現在の米国株市場はインフレ退治のために利上げをしている最中です。
まだまだ利上げが続くことが予測されており、利上げが続く限りは株価の下落は収まらなという意見が多くなってきました。
そのため利上げが一段落して、利下げが行われる事を心待ちにしている投資家が多くなってきました。利下げを待ち望む理由の多くは、利下げをしたら株価が上がるからというものが多いみたいです。
皆が利下げを待ち望んでいるのね
でも、利下げしたら株価が上がるという訳ではないと思うよ
多くの人がいうように、利下げしたら本当に株価が上昇するのだろうか?
基本的な政策金利の操作
基本的な政策金利の動きは、一般的には景気上昇時に金利を引き上げて、景気減速時に金利を引き下げるというものです。
「景気上昇 → 金利引き上げ → 景気低迷 → 金利引き下げ → 景気持ち直し」
このサイクルを繰り返す事になります。
なので、金利を引き下げる事で景気が持ち直して株価が上がると思われているのかもしれませんが、金利を引き下げるのは1回だけではなく数回に分けて何度も行われます。なので、金利を引き下げたからといって景気がすぐに持ち直すわけではないです。
今の金利を引き上げている状況をみてもらうと分かると思いますが、金利を引き上げたからといって、すぐに景気が落ち込むわけでもないし、すぐにインフレが収まるわけではないです。何度も何度も金利を引き上げる事でダメージがボディーブローのように効いてくるのです。
同じように、金利を引き下げた場合もすぐに効果が現れるわけではなく、何度も何度も引き下げる事で効果が表れて景気が持ち直してくるという事になります。
つまりは、今後金利の上昇が頭打ちとなり、金利を引き下げる時期にきたとしても、金利を引き下げてすぐに景気が持ち直すわけではなく、景気が持ち直すにはしばらく時間がかかるという事です。そして、企業の業績もまだ持ち直しておらず、金利を引き下げたからといって、株価もすぐに上昇する訳ではないと思います。

課題 A »
利下げと株価の文章から、「現在の米国株市場はインフレ退治のために利上げをしている最中です。」から「ーのように効いてくるのです。」までをそのまま書き写してください。

データ行 »
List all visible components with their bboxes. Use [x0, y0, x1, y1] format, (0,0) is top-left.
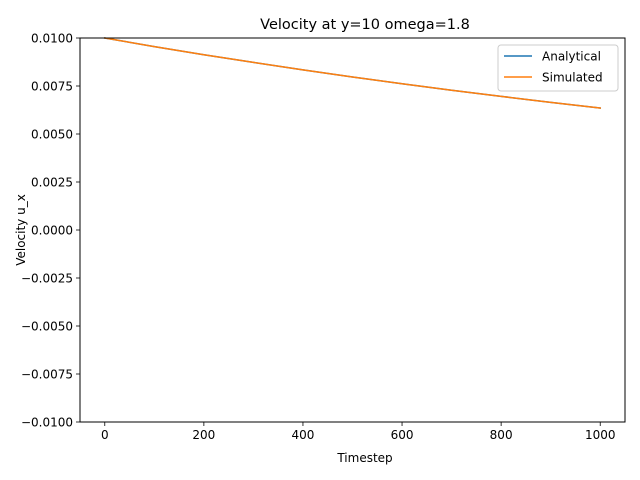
- y-tick-label: −0.0075: [21, 368, 73, 382]
- legend: Analytical Simulated: [497, 44, 619, 92]
- legend-label-simulated: Simulated: [542, 71, 603, 85]
- y-tick-label: −0.0100: [21, 416, 73, 430]
- plot-frame: [79, 37, 626, 423]
- y-axis-ticks: −0.0100 −0.0075 −0.0050 −0.0025 0.0000 0.0025…: [21, 32, 80, 430]
- series-layer: [103, 37, 602, 109]
- y-axis-label: Velocity u_x: [14, 194, 28, 266]
- x-axis-ticks: 0 200 400 600 800 1000: [101, 422, 616, 442]
- y-tick-label: 0.0000: [31, 224, 73, 238]
- x-tick-label: 200: [192, 428, 215, 442]
- y-tick-label: 0.0050: [31, 128, 73, 142]
- chart-title: Velocity at y=10 omega=1.8: [260, 17, 470, 33]
- x-tick-label: 600: [391, 428, 414, 442]
- y-tick-label: −0.0025: [21, 272, 73, 286]
- x-tick-label: 1000: [585, 428, 616, 442]
- y-tick-label: 0.0075: [31, 80, 73, 94]
- legend-label-analytical: Analytical: [542, 50, 601, 64]
- x-tick-label: 0: [101, 428, 109, 442]
- y-tick-label: −0.0050: [21, 320, 73, 334]
- x-tick-label: 800: [490, 428, 513, 442]
- x-tick-label: 400: [292, 428, 315, 442]
- series-line-simulated: [103, 37, 602, 109]
- y-tick-label: 0.0100: [31, 32, 73, 46]
- x-axis-label: Timestep: [336, 451, 392, 465]
- y-tick-label: 0.0025: [31, 176, 73, 190]
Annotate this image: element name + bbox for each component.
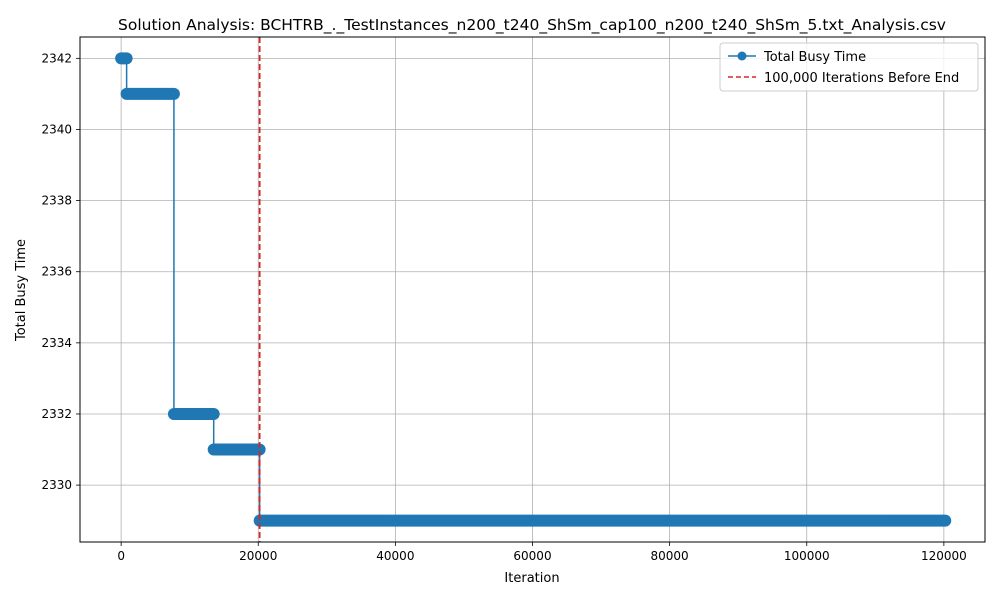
x-tick-label: 120000 [921,549,967,563]
y-tick-label: 2332 [41,407,72,421]
x-tick-label: 80000 [651,549,689,563]
y-tick-label: 2342 [41,51,72,65]
y-tick-label: 2336 [41,265,72,279]
x-tick-label: 60000 [513,549,551,563]
x-axis: 0 20000 40000 60000 80000 100000 120000 [117,542,967,563]
y-tick-label: 2338 [41,194,72,208]
x-tick-label: 100000 [784,549,830,563]
grid [80,37,985,542]
legend: Total Busy Time 100,000 Iterations Befor… [719,42,979,92]
x-tick-label: 40000 [376,549,414,563]
y-tick-label: 2330 [41,478,72,492]
x-tick-label: 0 [117,549,125,563]
y-tick-label: 2340 [41,122,72,136]
y-axis: 2330 2332 2334 2336 2338 2340 2342 [41,51,80,492]
x-tick-label: 20000 [239,549,277,563]
legend-box [719,42,979,92]
legend-label-vline: 100,000 Iterations Before End [764,71,959,86]
legend-marker-total-busy-time [737,51,747,61]
x-axis-label: Iteration [504,571,559,586]
y-axis-label: Total Busy Time [14,239,29,342]
plot-area [115,37,952,542]
y-tick-label: 2334 [41,336,72,350]
legend-label-total-busy-time: Total Busy Time [763,50,866,65]
chart-title: Solution Analysis: BCHTRB_._TestInstance… [118,16,946,35]
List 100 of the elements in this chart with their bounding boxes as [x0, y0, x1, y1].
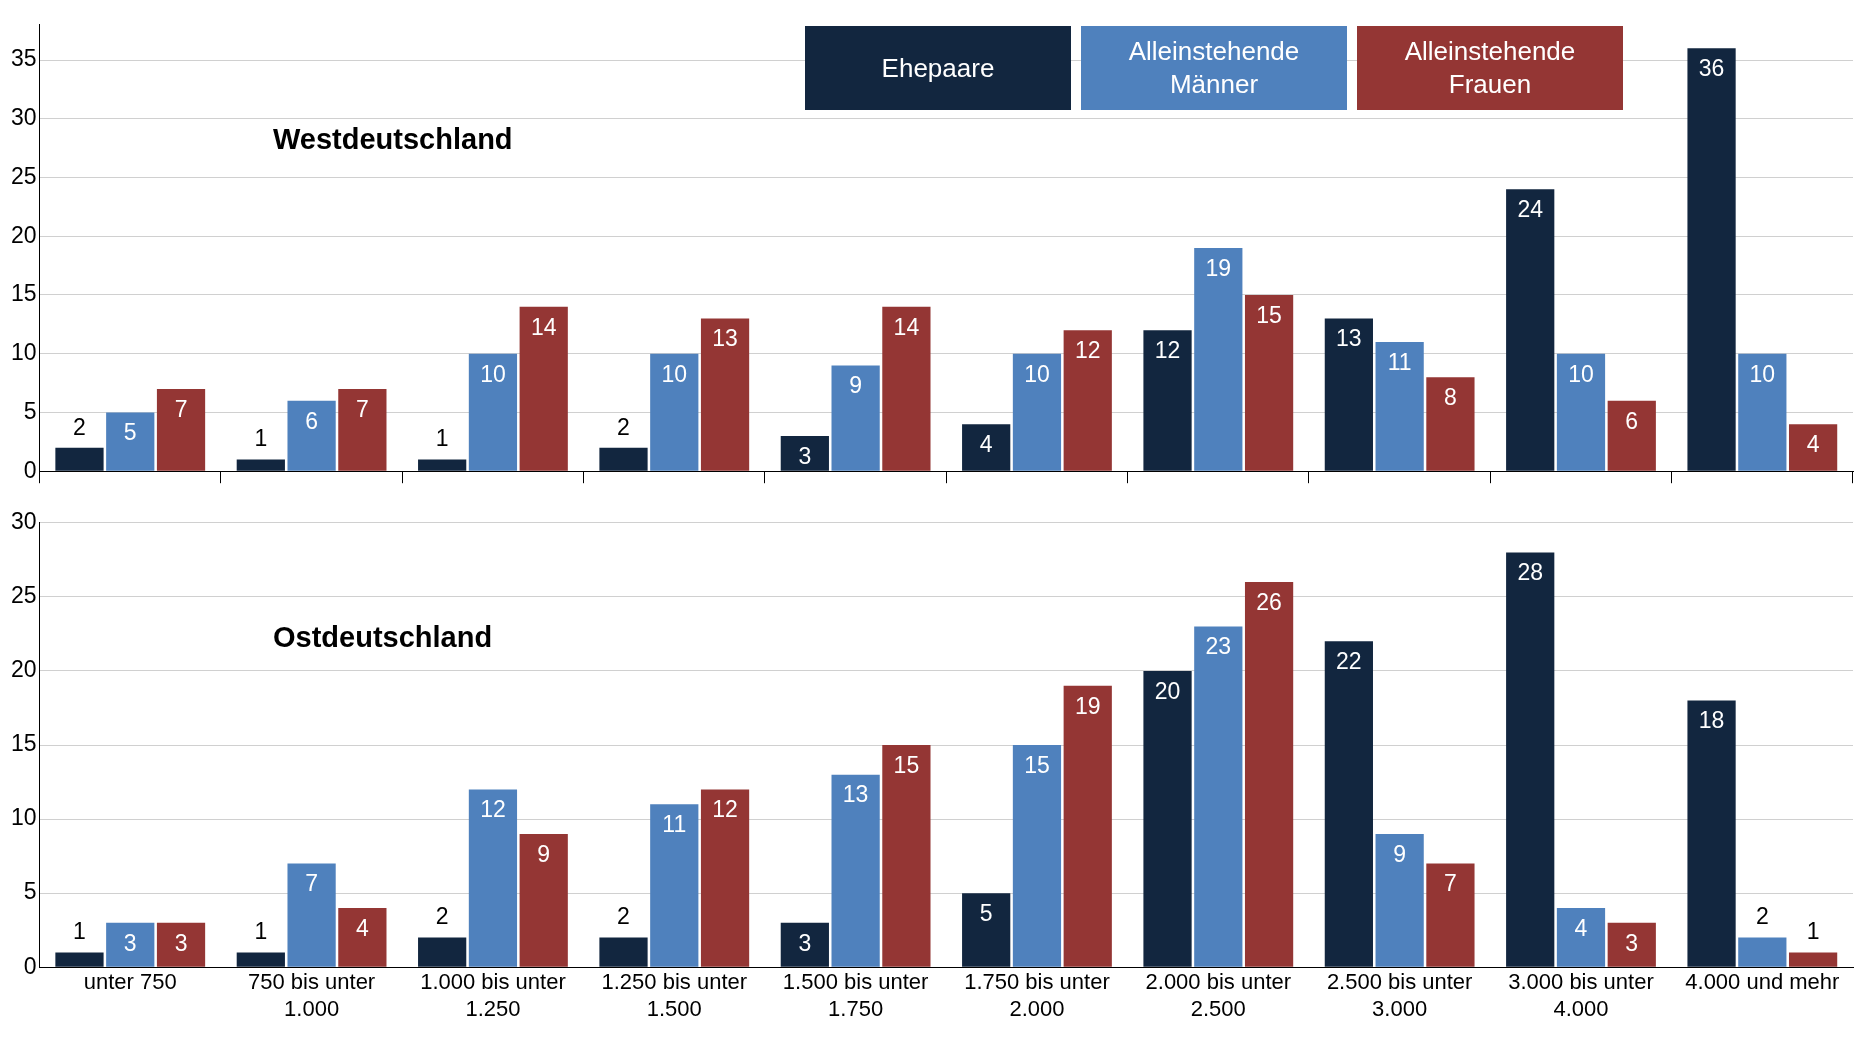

課題 B »
上のデータ行のうち、「- y-tick-label: −0.0075: [21, 368, 73, 382]」を含む行から「- x-tick-label: 600: [391, 428, 414, 442]」を含む行までを、両端を含めて一字一句そのまま引用してください。

正解 A »
現在の米国株市場はインフレ退治のために利上げをしている最中です。
まだまだ利上げが続くことが予測されており、利上げが続く限りは株価の下落は収まらなという意見が多くなってきました。
そのため利上げが一段落して、利下げが行われる事を心待ちにしている投資家が多くなってきました。利下げを待ち望む理由の多くは、利下げをしたら株価が上がるからというものが多いみたいです。
皆が利下げを待ち望んでいるのね
でも、利下げしたら株価が上がるという訳ではないと思うよ
多くの人がいうように、利下げしたら本当に株価が上昇するのだろうか?
基本的な政策金利の操作
基本的な政策金利の動きは、一般的には景気上昇時に金利を引き上げて、景気減速時に金利を引き下げるというものです。
「景気上昇 → 金利引き上げ → 景気低迷 → 金利引き下げ → 景気持ち直し」
このサイクルを繰り返す事になります。
なので、金利を引き下げる事で景気が持ち直して株価が上がると思われているのかもしれませんが、金利を引き下げるのは1回だけではなく数回に分けて何度も行われます。なので、金利を引き下げたからといって景気がすぐに持ち直すわけではないです。
今の金利を引き上げている状況をみてもらうと分かると思いますが、金利を引き上げたからといって、すぐに景気が落ち込むわけでもないし、すぐにインフレが収まるわけではないです。何度も何度も金利を引き上げる事でダメージがボディーブローのように効いてくるのです。

正解 B »
- y-tick-label: −0.0075: [21, 368, 73, 382]
- legend: Analytical Simulated: [497, 44, 619, 92]
- legend-label-simulated: Simulated: [542, 71, 603, 85]
- y-tick-label: −0.0100: [21, 416, 73, 430]
- plot-frame: [79, 37, 626, 423]
- y-axis-ticks: −0.0100 −0.0075 −0.0050 −0.0025 0.0000 0.0025…: [21, 32, 80, 430]
- series-layer: [103, 37, 602, 109]
- y-axis-label: Velocity u_x: [14, 194, 28, 266]
- x-axis-ticks: 0 200 400 600 800 1000: [101, 422, 616, 442]
- y-tick-label: 0.0000: [31, 224, 73, 238]
- x-tick-label: 200: [192, 428, 215, 442]
- y-tick-label: 0.0050: [31, 128, 73, 142]
- chart-title: Velocity at y=10 omega=1.8: [260, 17, 470, 33]
- x-tick-label: 600: [391, 428, 414, 442]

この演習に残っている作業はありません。